Records from a collection of figures:
=====
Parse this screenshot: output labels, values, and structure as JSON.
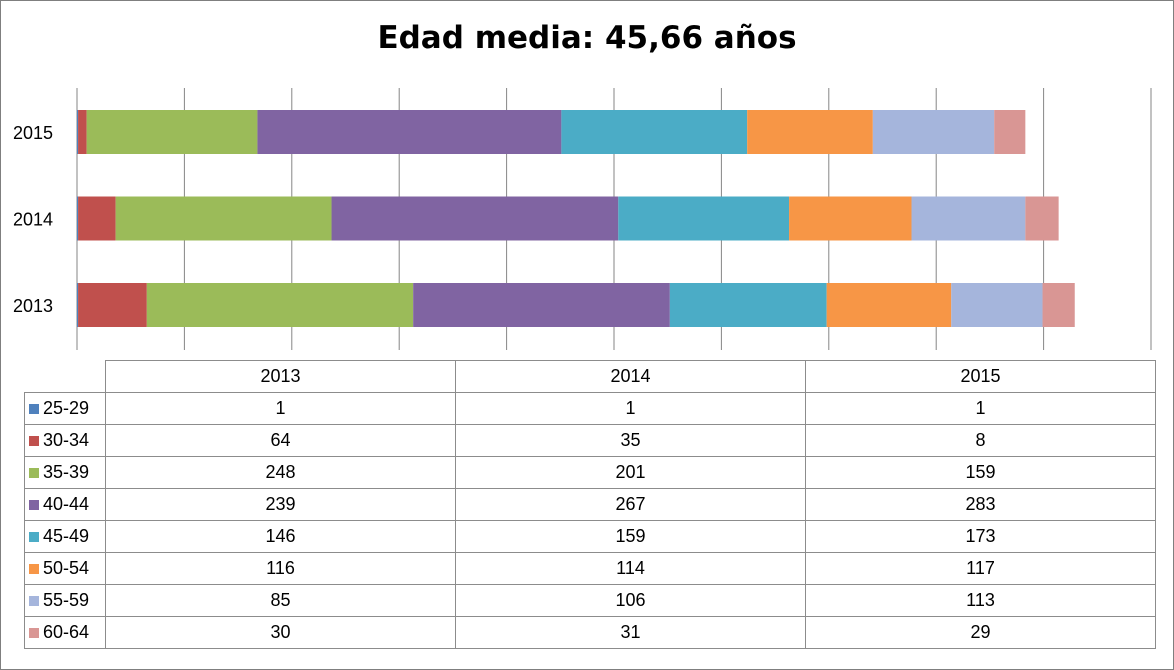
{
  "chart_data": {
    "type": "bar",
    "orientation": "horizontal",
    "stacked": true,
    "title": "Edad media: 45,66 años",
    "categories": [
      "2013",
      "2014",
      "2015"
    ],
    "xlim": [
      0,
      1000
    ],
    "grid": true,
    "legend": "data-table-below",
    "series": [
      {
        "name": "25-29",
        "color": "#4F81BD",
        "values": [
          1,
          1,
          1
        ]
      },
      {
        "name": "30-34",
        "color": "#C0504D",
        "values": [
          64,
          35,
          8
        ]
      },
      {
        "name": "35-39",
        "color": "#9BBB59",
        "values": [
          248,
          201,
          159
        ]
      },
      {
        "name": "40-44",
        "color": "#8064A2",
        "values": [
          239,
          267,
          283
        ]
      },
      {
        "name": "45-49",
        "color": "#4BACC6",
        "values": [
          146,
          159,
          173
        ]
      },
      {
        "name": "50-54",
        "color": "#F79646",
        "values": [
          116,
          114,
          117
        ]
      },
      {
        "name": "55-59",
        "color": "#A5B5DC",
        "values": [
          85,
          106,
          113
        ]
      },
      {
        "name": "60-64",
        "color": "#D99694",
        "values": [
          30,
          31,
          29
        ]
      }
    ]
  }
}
=====
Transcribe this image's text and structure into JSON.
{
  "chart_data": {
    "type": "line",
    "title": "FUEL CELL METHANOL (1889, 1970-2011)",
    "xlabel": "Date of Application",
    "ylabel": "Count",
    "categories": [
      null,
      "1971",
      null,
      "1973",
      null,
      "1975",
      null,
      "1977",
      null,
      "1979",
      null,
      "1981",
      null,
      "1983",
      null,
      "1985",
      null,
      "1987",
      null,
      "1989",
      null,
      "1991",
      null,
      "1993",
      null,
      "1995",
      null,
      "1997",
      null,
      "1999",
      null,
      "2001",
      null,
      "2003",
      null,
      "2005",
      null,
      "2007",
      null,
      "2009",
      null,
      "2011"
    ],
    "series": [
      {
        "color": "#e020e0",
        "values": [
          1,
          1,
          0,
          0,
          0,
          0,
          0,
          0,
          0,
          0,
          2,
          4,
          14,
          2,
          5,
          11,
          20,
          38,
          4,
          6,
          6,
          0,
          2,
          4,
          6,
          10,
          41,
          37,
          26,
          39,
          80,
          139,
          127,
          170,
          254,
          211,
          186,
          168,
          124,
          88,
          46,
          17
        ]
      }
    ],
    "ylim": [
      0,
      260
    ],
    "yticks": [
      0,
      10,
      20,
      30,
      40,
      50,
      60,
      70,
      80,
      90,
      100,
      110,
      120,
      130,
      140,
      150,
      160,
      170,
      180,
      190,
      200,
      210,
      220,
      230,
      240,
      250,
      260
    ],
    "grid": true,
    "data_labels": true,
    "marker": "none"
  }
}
=====
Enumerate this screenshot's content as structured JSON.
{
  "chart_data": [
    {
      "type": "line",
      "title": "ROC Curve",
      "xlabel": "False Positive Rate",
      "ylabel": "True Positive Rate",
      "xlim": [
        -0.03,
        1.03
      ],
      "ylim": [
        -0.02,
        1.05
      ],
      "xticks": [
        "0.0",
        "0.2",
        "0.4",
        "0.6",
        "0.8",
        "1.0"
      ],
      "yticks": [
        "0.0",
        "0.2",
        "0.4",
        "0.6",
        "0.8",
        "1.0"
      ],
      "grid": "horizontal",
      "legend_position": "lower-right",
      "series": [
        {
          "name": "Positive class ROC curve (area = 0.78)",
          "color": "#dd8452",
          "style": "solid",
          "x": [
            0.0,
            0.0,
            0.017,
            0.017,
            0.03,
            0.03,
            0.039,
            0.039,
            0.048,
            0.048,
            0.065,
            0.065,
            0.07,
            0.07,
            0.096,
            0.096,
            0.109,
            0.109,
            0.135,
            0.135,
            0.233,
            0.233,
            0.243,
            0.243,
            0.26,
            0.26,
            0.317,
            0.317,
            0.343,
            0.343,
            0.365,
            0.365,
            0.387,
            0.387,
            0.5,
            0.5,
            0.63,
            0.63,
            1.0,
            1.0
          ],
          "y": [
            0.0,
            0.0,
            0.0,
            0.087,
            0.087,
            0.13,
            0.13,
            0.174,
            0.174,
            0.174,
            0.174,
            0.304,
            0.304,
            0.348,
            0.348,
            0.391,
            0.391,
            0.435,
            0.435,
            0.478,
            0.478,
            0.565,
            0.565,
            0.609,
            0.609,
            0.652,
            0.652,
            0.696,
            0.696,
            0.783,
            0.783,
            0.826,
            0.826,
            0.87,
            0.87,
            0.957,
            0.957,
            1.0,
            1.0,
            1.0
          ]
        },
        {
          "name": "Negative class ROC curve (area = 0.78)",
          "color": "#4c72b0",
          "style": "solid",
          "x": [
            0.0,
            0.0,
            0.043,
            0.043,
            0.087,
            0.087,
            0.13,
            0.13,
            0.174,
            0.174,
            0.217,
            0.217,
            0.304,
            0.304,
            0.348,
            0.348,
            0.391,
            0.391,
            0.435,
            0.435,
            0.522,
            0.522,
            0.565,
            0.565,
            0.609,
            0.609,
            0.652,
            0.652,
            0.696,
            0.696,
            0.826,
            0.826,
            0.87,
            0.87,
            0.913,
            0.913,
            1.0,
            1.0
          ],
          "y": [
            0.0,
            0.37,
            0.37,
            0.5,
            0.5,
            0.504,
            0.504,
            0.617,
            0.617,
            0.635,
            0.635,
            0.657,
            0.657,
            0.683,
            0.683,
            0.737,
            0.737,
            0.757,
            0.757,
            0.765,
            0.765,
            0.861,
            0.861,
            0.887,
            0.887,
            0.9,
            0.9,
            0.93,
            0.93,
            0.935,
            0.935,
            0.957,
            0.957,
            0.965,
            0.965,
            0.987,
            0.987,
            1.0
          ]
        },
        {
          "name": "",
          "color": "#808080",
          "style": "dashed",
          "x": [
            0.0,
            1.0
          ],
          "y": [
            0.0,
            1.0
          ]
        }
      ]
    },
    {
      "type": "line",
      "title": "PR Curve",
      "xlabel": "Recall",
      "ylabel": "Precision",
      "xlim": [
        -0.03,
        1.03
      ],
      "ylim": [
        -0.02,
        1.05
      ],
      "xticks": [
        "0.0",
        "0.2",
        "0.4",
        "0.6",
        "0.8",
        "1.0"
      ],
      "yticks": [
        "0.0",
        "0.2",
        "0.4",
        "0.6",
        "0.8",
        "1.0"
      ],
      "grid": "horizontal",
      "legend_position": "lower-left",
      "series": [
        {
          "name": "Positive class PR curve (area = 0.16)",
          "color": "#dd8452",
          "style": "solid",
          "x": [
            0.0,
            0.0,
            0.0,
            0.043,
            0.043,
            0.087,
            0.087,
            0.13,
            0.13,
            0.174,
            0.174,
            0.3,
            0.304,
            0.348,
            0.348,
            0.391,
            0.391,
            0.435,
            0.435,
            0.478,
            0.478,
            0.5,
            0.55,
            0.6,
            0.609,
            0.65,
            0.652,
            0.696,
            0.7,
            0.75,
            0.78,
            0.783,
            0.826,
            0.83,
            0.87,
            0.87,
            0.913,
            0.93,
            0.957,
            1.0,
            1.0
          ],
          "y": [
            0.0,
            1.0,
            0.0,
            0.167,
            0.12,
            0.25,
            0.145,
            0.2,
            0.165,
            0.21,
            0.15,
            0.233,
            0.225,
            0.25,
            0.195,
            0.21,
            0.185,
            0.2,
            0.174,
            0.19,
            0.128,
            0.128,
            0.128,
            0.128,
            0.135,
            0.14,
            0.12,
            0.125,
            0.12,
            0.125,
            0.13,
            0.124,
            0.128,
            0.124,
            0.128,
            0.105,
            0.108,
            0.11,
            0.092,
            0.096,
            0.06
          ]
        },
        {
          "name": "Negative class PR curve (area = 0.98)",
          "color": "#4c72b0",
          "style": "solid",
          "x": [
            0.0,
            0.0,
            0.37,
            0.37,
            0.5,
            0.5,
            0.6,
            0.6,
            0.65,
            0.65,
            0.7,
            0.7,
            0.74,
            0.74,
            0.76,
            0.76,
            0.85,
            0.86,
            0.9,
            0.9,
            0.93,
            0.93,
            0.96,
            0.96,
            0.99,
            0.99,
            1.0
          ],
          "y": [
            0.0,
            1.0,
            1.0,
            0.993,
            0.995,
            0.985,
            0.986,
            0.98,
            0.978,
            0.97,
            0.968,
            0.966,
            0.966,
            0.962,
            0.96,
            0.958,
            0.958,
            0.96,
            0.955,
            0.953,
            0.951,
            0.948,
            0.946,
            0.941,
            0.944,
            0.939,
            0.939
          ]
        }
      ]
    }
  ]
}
=====
◆ **Goal**:
In the material above, find each line that contains the word "class", and select it.

◆ **Solution below**:
          "name": "Positive class ROC curve (area = 0.78)",
          "name": "Negative class ROC curve (area = 0.78)",
          "name": "Positive class PR curve (area = 0.16)",
          "name": "Negative class PR curve (area = 0.98)",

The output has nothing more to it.